Exercise objective: Check each line of the listing below for the word "serait" and say how many lines have it. Nothing else should be written.
===== Source data
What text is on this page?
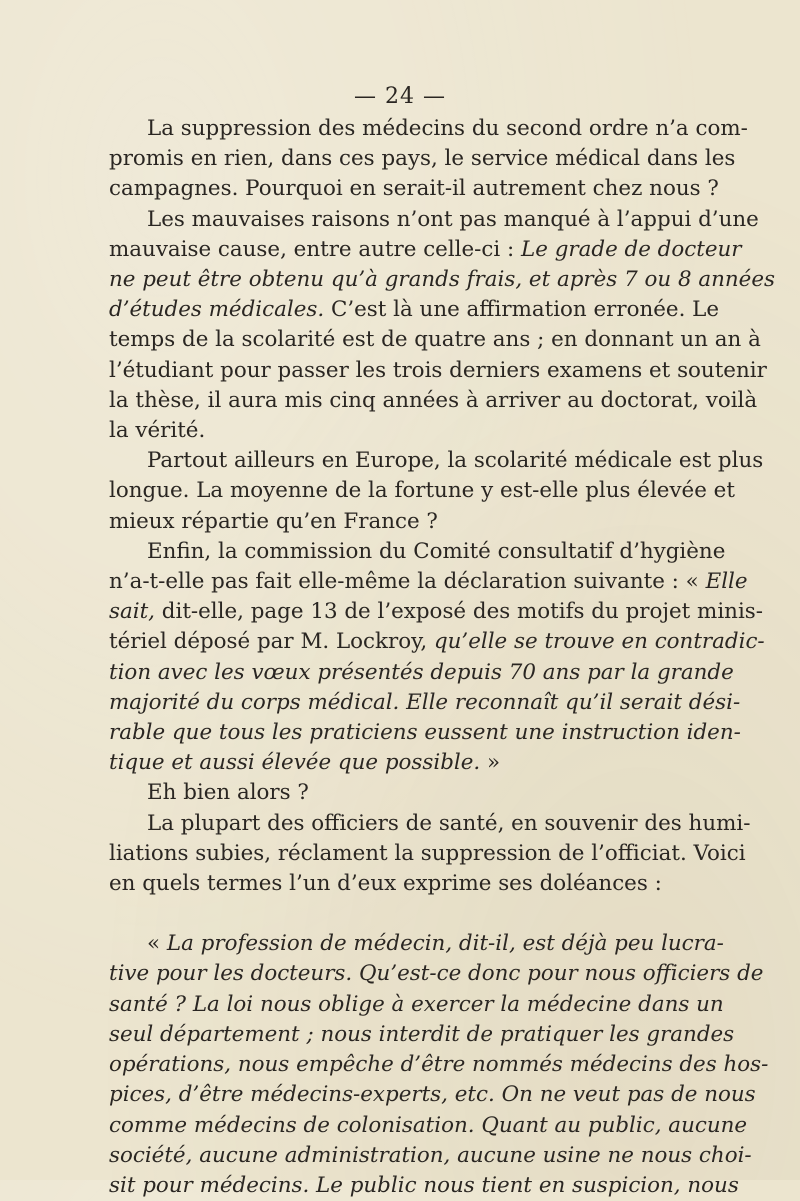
— 24 —
La suppression des médecins du second ordre n’a com-
promis en rien, dans ces pays, le service médical dans les
campagnes. Pourquoi en serait-il autrement chez nous ?
Les mauvaises raisons n’ont pas manqué à l’appui d’une
mauvaise cause, entre autre celle-ci : Le grade de docteur
ne peut être obtenu qu’à grands frais, et après 7 ou 8 années
d’études médicales. C’est là une affirmation erronée. Le
temps de la scolarité est de quatre ans ; en donnant un an à
l’étudiant pour passer les trois derniers examens et soutenir
la thèse, il aura mis cinq années à arriver au doctorat, voilà
la vérité.
Partout ailleurs en Europe, la scolarité médicale est plus
longue. La moyenne de la fortune y est-elle plus élevée et
mieux répartie qu’en France ?
Enfin, la commission du Comité consultatif d’hygiène
n’a-t-elle pas fait elle-même la déclaration suivante : « Elle
sait, dit-elle, page 13 de l’exposé des motifs du projet minis-
tériel déposé par M. Lockroy, qu’elle se trouve en contradic-
tion avec les vœux présentés depuis 70 ans par la grande
majorité du corps médical. Elle reconnaît qu’il serait dési-
rable que tous les praticiens eussent une instruction iden-
tique et aussi élevée que possible. »
Eh bien alors ?
La plupart des officiers de santé, en souvenir des humi-
liations subies, réclament la suppression de l’officiat. Voici
en quels termes l’un d’eux exprime ses doléances :
« La profession de médecin, dit-il, est déjà peu lucra-
tive pour les docteurs. Qu’est-ce donc pour nous officiers de
santé ? La loi nous oblige à exercer la médecine dans un
seul département ; nous interdit de pratiquer les grandes
opérations, nous empêche d’être nommés médecins des hos-
pices, d’être médecins-experts, etc. On ne veut pas de nous
comme médecins de colonisation. Quant au public, aucune
société, aucune administration, aucune usine ne nous choi-
sit pour médecins. Le public nous tient en suspicion, nous
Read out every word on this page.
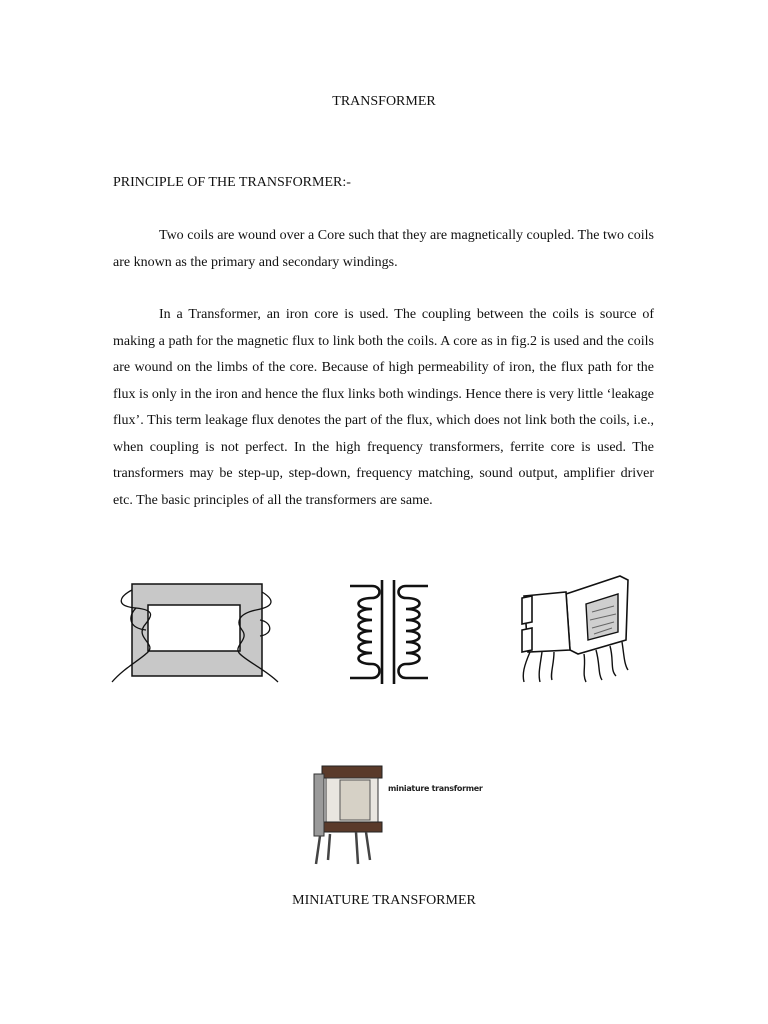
TRANSFORMER
PRINCIPLE OF THE TRANSFORMER:-

Two coils are wound over a Core such that they are magnetically coupled. The two coils are known as the primary and secondary windings.

In a Transformer, an iron core is used. The coupling between the coils is source of making a path for the magnetic flux to link both the coils. A core as in fig.2 is used and the coils are wound on the limbs of the core. Because of high permeability of iron, the flux path for the flux is only in the iron and hence the flux links both windings. Hence there is very little ‘leakage flux’. This term leakage flux denotes the part of the flux, which does not link both the coils, i.e., when coupling is not perfect. In the high frequency transformers, ferrite core is used. The transformers may be step-up, step-down, frequency matching, sound output, amplifier driver etc. The basic principles of all the transformers are same.

miniature transformer
MINIATURE TRANSFORMER
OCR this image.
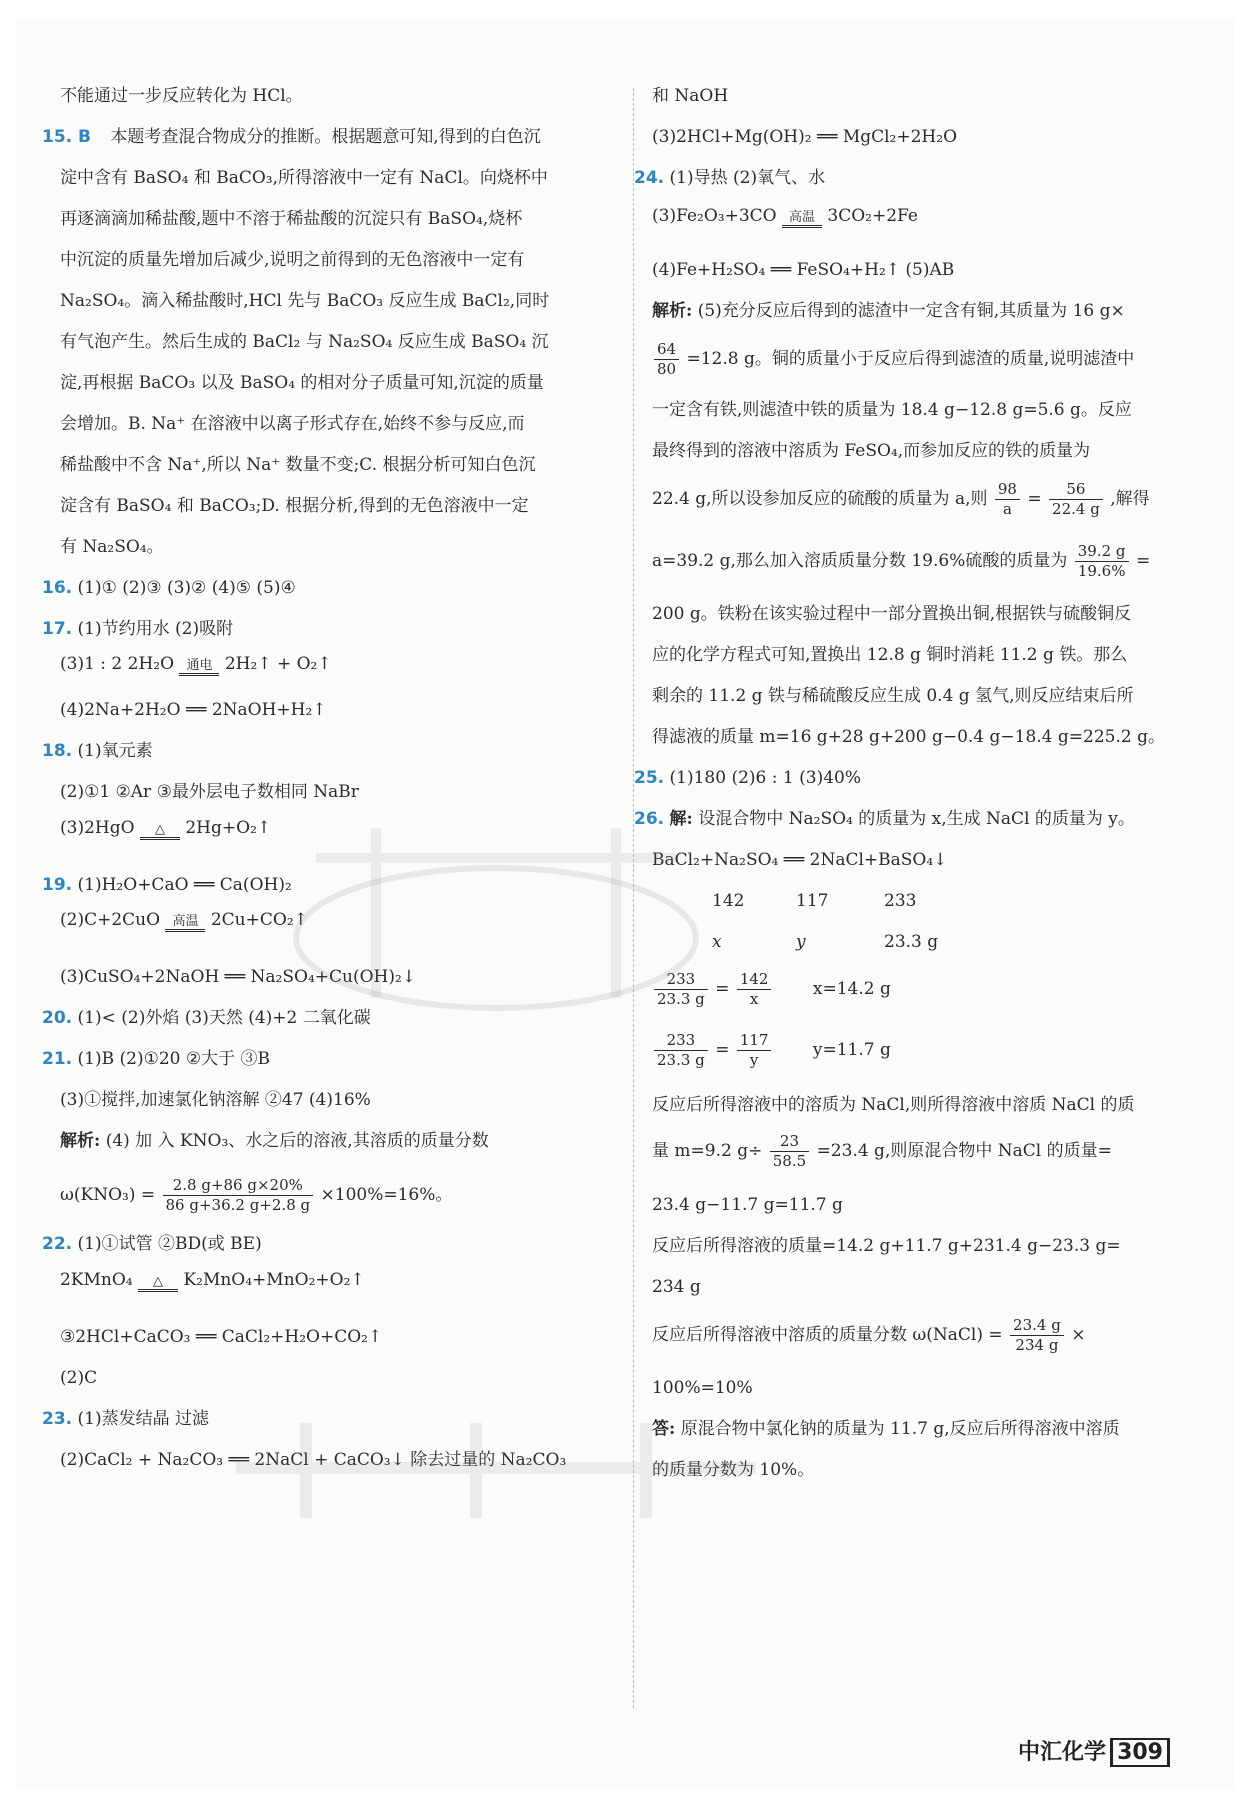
不能通过一步反应转化为 HCl。
15. B 本题考查混合物成分的推断。根据题意可知,得到的白色沉
淀中含有 BaSO₄ 和 BaCO₃,所得溶液中一定有 NaCl。向烧杯中
再逐滴滴加稀盐酸,题中不溶于稀盐酸的沉淀只有 BaSO₄,烧杯
中沉淀的质量先增加后减少,说明之前得到的无色溶液中一定有
Na₂SO₄。滴入稀盐酸时,HCl 先与 BaCO₃ 反应生成 BaCl₂,同时
有气泡产生。然后生成的 BaCl₂ 与 Na₂SO₄ 反应生成 BaSO₄ 沉
淀,再根据 BaCO₃ 以及 BaSO₄ 的相对分子质量可知,沉淀的质量
会增加。B. Na⁺ 在溶液中以离子形式存在,始终不参与反应,而
稀盐酸中不含 Na⁺,所以 Na⁺ 数量不变;C. 根据分析可知白色沉
淀含有 BaSO₄ 和 BaCO₃;D. 根据分析,得到的无色溶液中一定
有 Na₂SO₄。
16. (1)① (2)③ (3)② (4)⑤ (5)④
17. (1)节约用水 (2)吸附
(3)1 : 2 2H₂O 通电 2H₂↑ + O₂↑
(4)2Na+2H₂O ══ 2NaOH+H₂↑
18. (1)氧元素
(2)①1 ②Ar ③最外层电子数相同 NaBr
(3)2HgO	△	2Hg+O₂↑
19. (1)H₂O+CaO ══ Ca(OH)₂
(2)C+2CuO 高温 2Cu+CO₂↑
(3)CuSO₄+2NaOH ══ Na₂SO₄+Cu(OH)₂↓
20. (1)< (2)外焰 (3)天然 (4)+2 二氧化碳
21. (1)B (2)①20 ②大于 ③B
(3)①搅拌,加速氯化钠溶解 ②47 (4)16%
解析: (4) 加 入 KNO₃、水之后的溶液,其溶质的质量分数
$\omega(KNO_3) = \frac{2.8 g+86 g\times 20\%}{86 g+36.2 g+2.8 g} \times 100\%=16\%$。
22. (1)①试管 ②BD(或 BE)
2KMnO₄	△	K₂MnO₄+MnO₂+O₂↑
③2HCl+CaCO₃ ══ CaCl₂+H₂O+CO₂↑
(2)C
23. (1)蒸发结晶 过滤
(2)CaCl₂ + Na₂CO₃ ══ 2NaCl + CaCO₃↓ 除去过量的 Na₂CO₃
和 NaOH
(3)2HCl+Mg(OH)₂ ══ MgCl₂+2H₂O
24. (1)导热 (2)氧气、水
(3)Fe₂O₃+3CO 高温 3CO₂+2Fe
(4)Fe+H₂SO₄ ══ FeSO₄+H₂↑ (5)AB
解析: (5)充分反应后得到的滤渣中一定含有铜,其质量为 16 g×
$\frac{64}{80} =12.8$ g。铜的质量小于反应后得到滤渣的质量,说明滤渣中
一定含有铁,则滤渣中铁的质量为 18.4 g−12.8 g=5.6 g。反应
最终得到的溶液中溶质为 FeSO₄,而参加反应的铁的质量为
22.4 g,所以设参加反应的硫酸的质量为 a,则 $\frac{98}{a} = \frac{56}{22.4 g}$ ,解得
a=39.2 g,那么加入溶质质量分数 19.6%硫酸的质量为 $\frac{39.2 g}{19.6\%}$ =
200 g。铁粉在该实验过程中一部分置换出铜,根据铁与硫酸铜反
应的化学方程式可知,置换出 12.8 g 铜时消耗 11.2 g 铁。那么
剩余的 11.2 g 铁与稀硫酸反应生成 0.4 g 氢气,则反应结束后所
得滤液的质量 m=16 g+28 g+200 g−0.4 g−18.4 g=225.2 g。
25. (1)180 (2)6 : 1 (3)40%
26. 解: 设混合物中 Na₂SO₄ 的质量为 x,生成 NaCl 的质量为 y。
BaCl₂+Na₂SO₄ ══ 2NaCl+BaSO₄↓
142	117	233
x	y	23.3 g
$\frac{233}{23.3 g} = \frac{142}{x} x=14.2$ g
$\frac{233}{23.3 g} = \frac{117}{y} y=11.7$ g
反应后所得溶液中的溶质为 NaCl,则所得溶液中溶质 NaCl 的质
量 m=9.2 $g\div \frac{23}{58.5} =23.4$ g,则原混合物中 NaCl 的质量=
23.4 g−11.7 g=11.7 g
反应后所得溶液的质量=14.2 g+11.7 g+231.4 g−23.3 g=
234 g
反应后所得溶液中溶质的质量分数 ω(NaCl) = $\frac{23.4 g}{234 g}$ ×
100%=10%
答: 原混合物中氯化钠的质量为 11.7 g,反应后所得溶液中溶质
的质量分数为 10%。
中汇化学 309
==========
Response: 2